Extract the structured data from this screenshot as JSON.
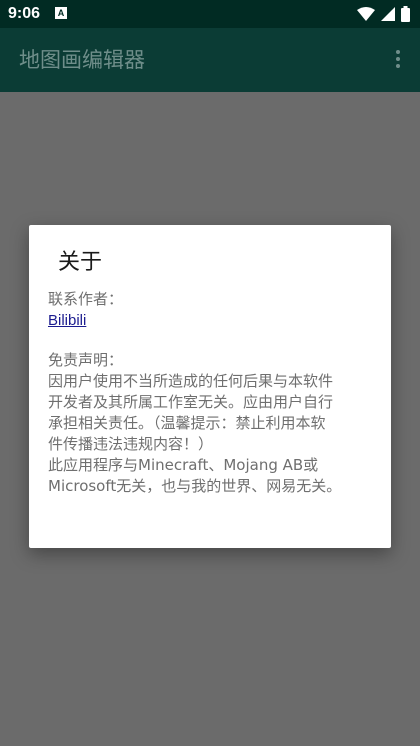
{
  "status_bar": {
    "time": "9:06",
    "notification_icon_letter": "A",
    "icons": [
      "wifi-icon",
      "signal-icon",
      "battery-icon"
    ]
  },
  "app_bar": {
    "title": "地图画编辑器",
    "overflow_icon": "more-vert-icon"
  },
  "dialog": {
    "title": "关于",
    "contact_label": "联系作者：",
    "contact_link": "Bilibili",
    "disclaimer_label": "免责声明：",
    "disclaimer_lines": [
      "因用户使用不当所造成的任何后果与本软件",
      "开发者及其所属工作室无关。应由用户自行",
      "承担相关责任。（温馨提示：禁止利用本软",
      "件传播违法违规内容！）",
      "此应用程序与Minecraft、Mojang AB或",
      "Microsoft无关，也与我的世界、网易无关。"
    ]
  },
  "colors": {
    "status_bar": "#012b23",
    "app_bar": "#0b3c35",
    "scrim_background": "#6b6b6b",
    "dialog_background": "#ffffff",
    "link": "#1b1b8f"
  }
}
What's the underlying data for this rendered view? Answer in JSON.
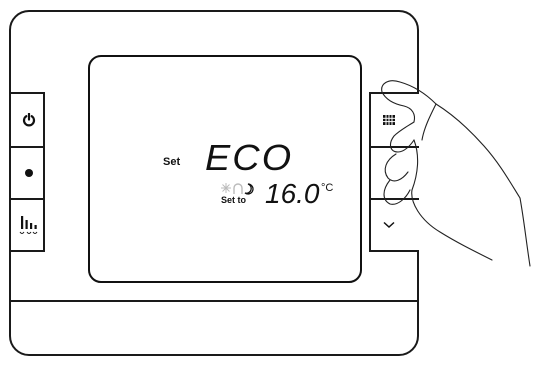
{
  "device": {
    "screen": {
      "set_label": "Set",
      "mode": "ECO",
      "set_to_label": "Set to",
      "setpoint": "16.0",
      "unit": "°C"
    },
    "left_buttons": [
      {
        "icon": "power-icon"
      },
      {
        "icon": "dot-icon"
      },
      {
        "icon": "schedule-bars-icon"
      }
    ],
    "right_buttons": [
      {
        "icon": "grid-menu-icon"
      },
      {
        "icon": "up-icon"
      },
      {
        "icon": "chevron-down-icon"
      }
    ]
  }
}
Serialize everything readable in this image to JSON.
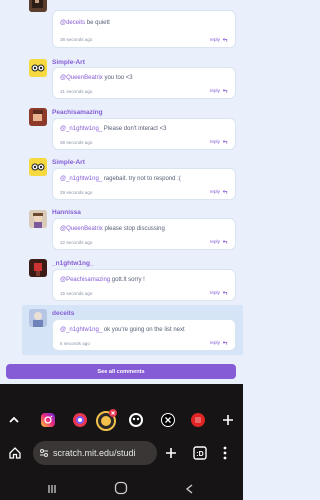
{
  "comments": [
    {
      "username": "",
      "mention": "@deceits",
      "text": " be quiett",
      "time": "38 seconds ago",
      "reply": "reply"
    },
    {
      "username": "Simple-Art",
      "mention": "@QueenBeatrix",
      "text": " you too <3",
      "time": "31 seconds ago",
      "reply": "reply"
    },
    {
      "username": "Peachisamazing",
      "mention": "@_n1ghtw1ng_",
      "text": " Please don't interact <3",
      "time": "38 seconds ago",
      "reply": "reply"
    },
    {
      "username": "Simple-Art",
      "mention": "@_n1ghtw1ng_",
      "text": " ragebait. try not to respond :(",
      "time": "29 seconds ago",
      "reply": "reply"
    },
    {
      "username": "Hannissa",
      "mention": "@QueenBeatrix",
      "text": " please stop discussing",
      "time": "22 seconds ago",
      "reply": "reply"
    },
    {
      "username": "_n1ghtw1ng_",
      "mention": "@Peachisamazing",
      "text": " gott.lt sorry !",
      "time": "15 seconds ago",
      "reply": "reply"
    },
    {
      "username": "deceits",
      "mention": "@_n1ghtw1ng_",
      "text": " ok you're going on the list next",
      "time": "5 seconds ago",
      "reply": "reply"
    }
  ],
  "see_all_label": "See all comments",
  "browser": {
    "url": "scratch.mit.edu/studi",
    "icons": [
      "chevron-up-icon",
      "instagram-icon",
      "app-icon",
      "active-tab-icon",
      "app-icon",
      "x-icon",
      "app-icon",
      "plus-icon"
    ]
  },
  "colors": {
    "accent": "#855cd6",
    "background": "#e9f0fb",
    "chrome": "#161414"
  }
}
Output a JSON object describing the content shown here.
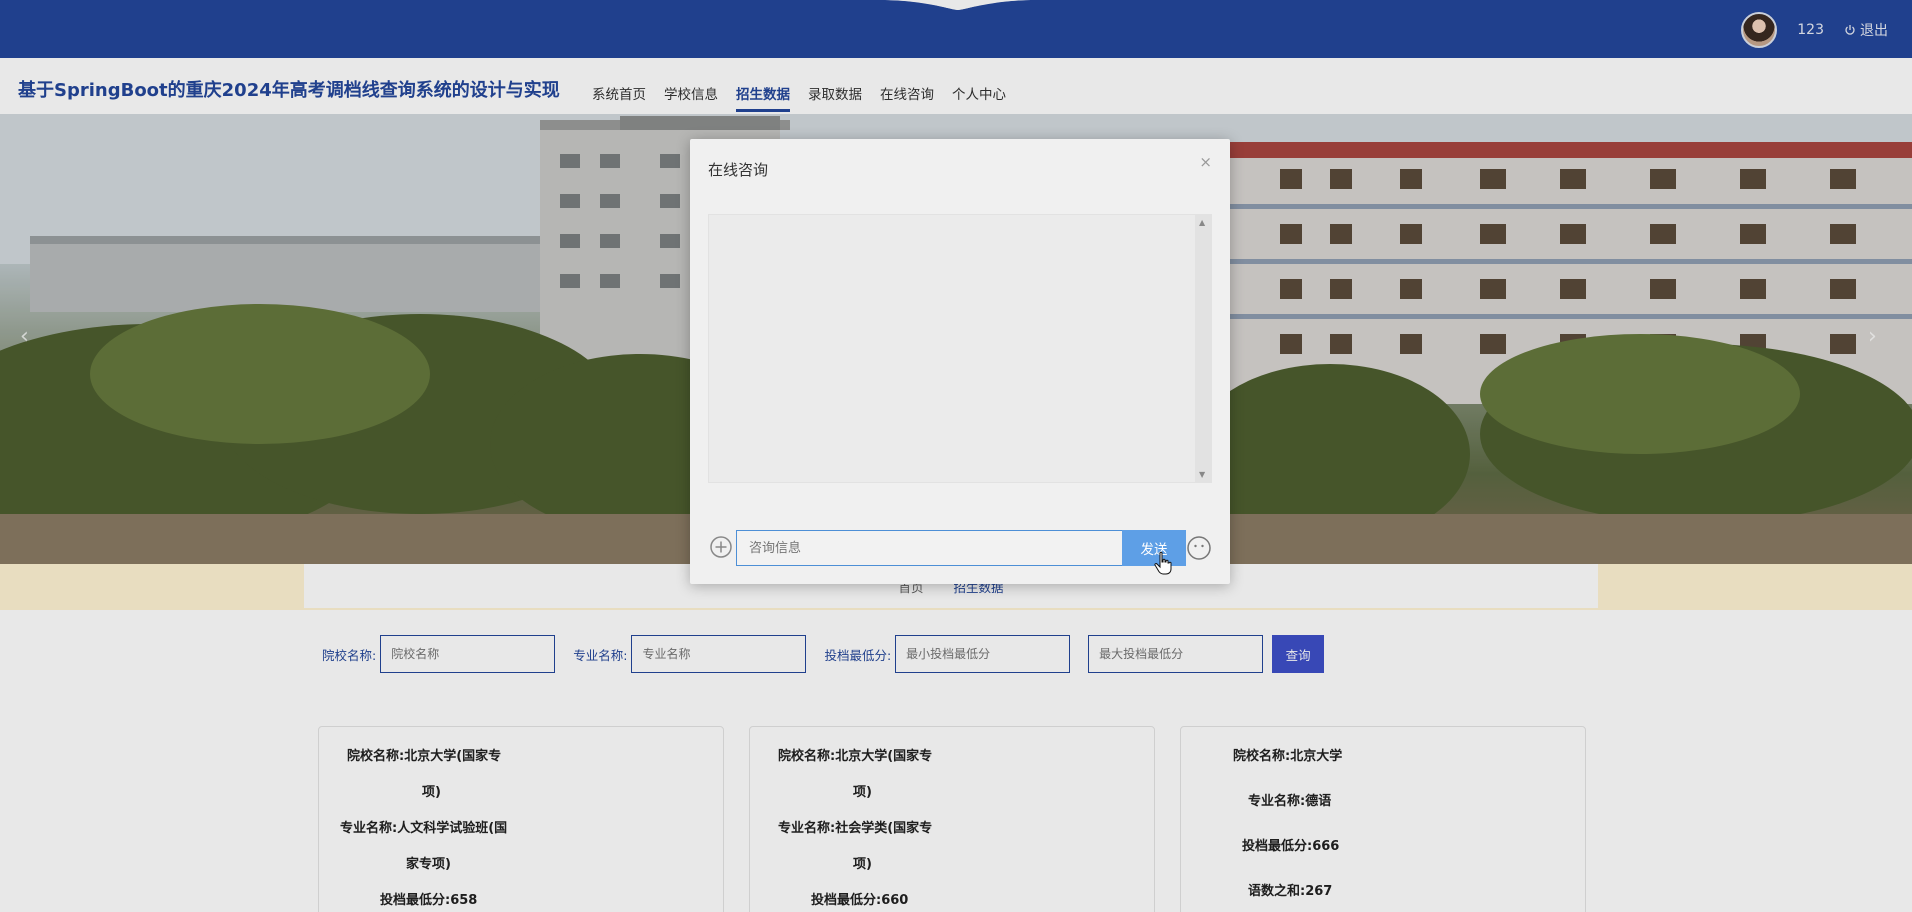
{
  "topbar": {
    "username": "123",
    "logout_label": "退出"
  },
  "header": {
    "site_title": "基于SpringBoot的重庆2024年高考调档线查询系统的设计与实现",
    "nav": [
      {
        "label": "系统首页",
        "active": false
      },
      {
        "label": "学校信息",
        "active": false
      },
      {
        "label": "招生数据",
        "active": true
      },
      {
        "label": "录取数据",
        "active": false
      },
      {
        "label": "在线咨询",
        "active": false
      },
      {
        "label": "个人中心",
        "active": false
      }
    ]
  },
  "breadcrumb": {
    "home": "首页",
    "current": "招生数据"
  },
  "search": {
    "school_label": "院校名称:",
    "school_placeholder": "院校名称",
    "major_label": "专业名称:",
    "major_placeholder": "专业名称",
    "score_label": "投档最低分:",
    "min_placeholder": "最小投档最低分",
    "max_placeholder": "最大投档最低分",
    "button": "查询"
  },
  "cards": [
    {
      "lines": [
        "院校名称:北京大学(国家专",
        "项)",
        "专业名称:人文科学试验班(国",
        "家专项)",
        "投档最低分:658"
      ]
    },
    {
      "lines": [
        "院校名称:北京大学(国家专",
        "项)",
        "专业名称:社会学类(国家专",
        "项)",
        "投档最低分:660"
      ]
    },
    {
      "lines": [
        "院校名称:北京大学",
        "专业名称:德语",
        "投档最低分:666",
        "语数之和:267"
      ]
    }
  ],
  "modal": {
    "title": "在线咨询",
    "close": "×",
    "input_placeholder": "咨询信息",
    "send_label": "发送"
  },
  "colors": {
    "brand": "#24479b",
    "send_button": "#5e9fe6",
    "search_button": "#3e50c9"
  },
  "icons": [
    "power-icon",
    "plus-circle-icon",
    "emoji-icon",
    "close-icon",
    "chevron-left-icon",
    "chevron-right-icon",
    "hand-cursor-icon"
  ]
}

════════════════════

- Request
From the data above, copy each line where the string "text" appears.

- Result for this task
      "text": " be quiett",
      "text": " you too <3",
      "text": " Please don't interact <3",
      "text": " ragebait. try not to respond :(",
      "text": " please stop discussing",
      "text": " gott.lt sorry !",
      "text": " ok you're going on the list next",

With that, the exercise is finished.